Transcribe the material in full, exactly as written.

·····

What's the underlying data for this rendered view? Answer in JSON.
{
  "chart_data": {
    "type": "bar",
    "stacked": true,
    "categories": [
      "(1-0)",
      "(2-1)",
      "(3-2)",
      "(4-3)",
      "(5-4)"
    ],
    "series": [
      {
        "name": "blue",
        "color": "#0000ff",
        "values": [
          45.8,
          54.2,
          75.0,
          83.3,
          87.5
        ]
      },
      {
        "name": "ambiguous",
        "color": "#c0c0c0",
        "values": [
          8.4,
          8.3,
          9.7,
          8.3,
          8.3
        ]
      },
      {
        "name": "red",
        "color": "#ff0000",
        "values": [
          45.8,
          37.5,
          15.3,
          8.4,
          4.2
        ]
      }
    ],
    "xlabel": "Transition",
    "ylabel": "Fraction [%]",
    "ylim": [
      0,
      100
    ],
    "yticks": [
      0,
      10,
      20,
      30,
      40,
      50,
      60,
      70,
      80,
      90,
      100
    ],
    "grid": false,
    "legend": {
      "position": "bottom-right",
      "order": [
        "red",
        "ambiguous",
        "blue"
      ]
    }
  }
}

·····

TASK RESULT —
What's the underlying data for this rendered view? Answer in JSON.
{
  "chart_data": {
    "type": "bar",
    "stacked": true,
    "categories": [
      "(1-0)",
      "(2-1)",
      "(3-2)",
      "(4-3)",
      "(5-4)"
    ],
    "series": [
      {
        "name": "blue",
        "color": "#0000ff",
        "values": [
          45.8,
          54.2,
          75.0,
          83.3,
          87.5
        ]
      },
      {
        "name": "ambiguous",
        "color": "#c0c0c0",
        "values": [
          8.4,
          8.3,
          9.7,
          8.3,
          8.3
        ]
      },
      {
        "name": "red",
        "color": "#ff0000",
        "values": [
          45.8,
          37.5,
          15.3,
          8.4,
          4.2
        ]
      }
    ],
    "xlabel": "Transition",
    "ylabel": "Fraction [%]",
    "ylim": [
      0,
      100
    ],
    "yticks": [
      0,
      10,
      20,
      30,
      40,
      50,
      60,
      70,
      80,
      90,
      100
    ],
    "grid": false,
    "legend": {
      "position": "bottom-right",
      "order": [
        "red",
        "ambiguous",
        "blue"
      ]
    }
  }
}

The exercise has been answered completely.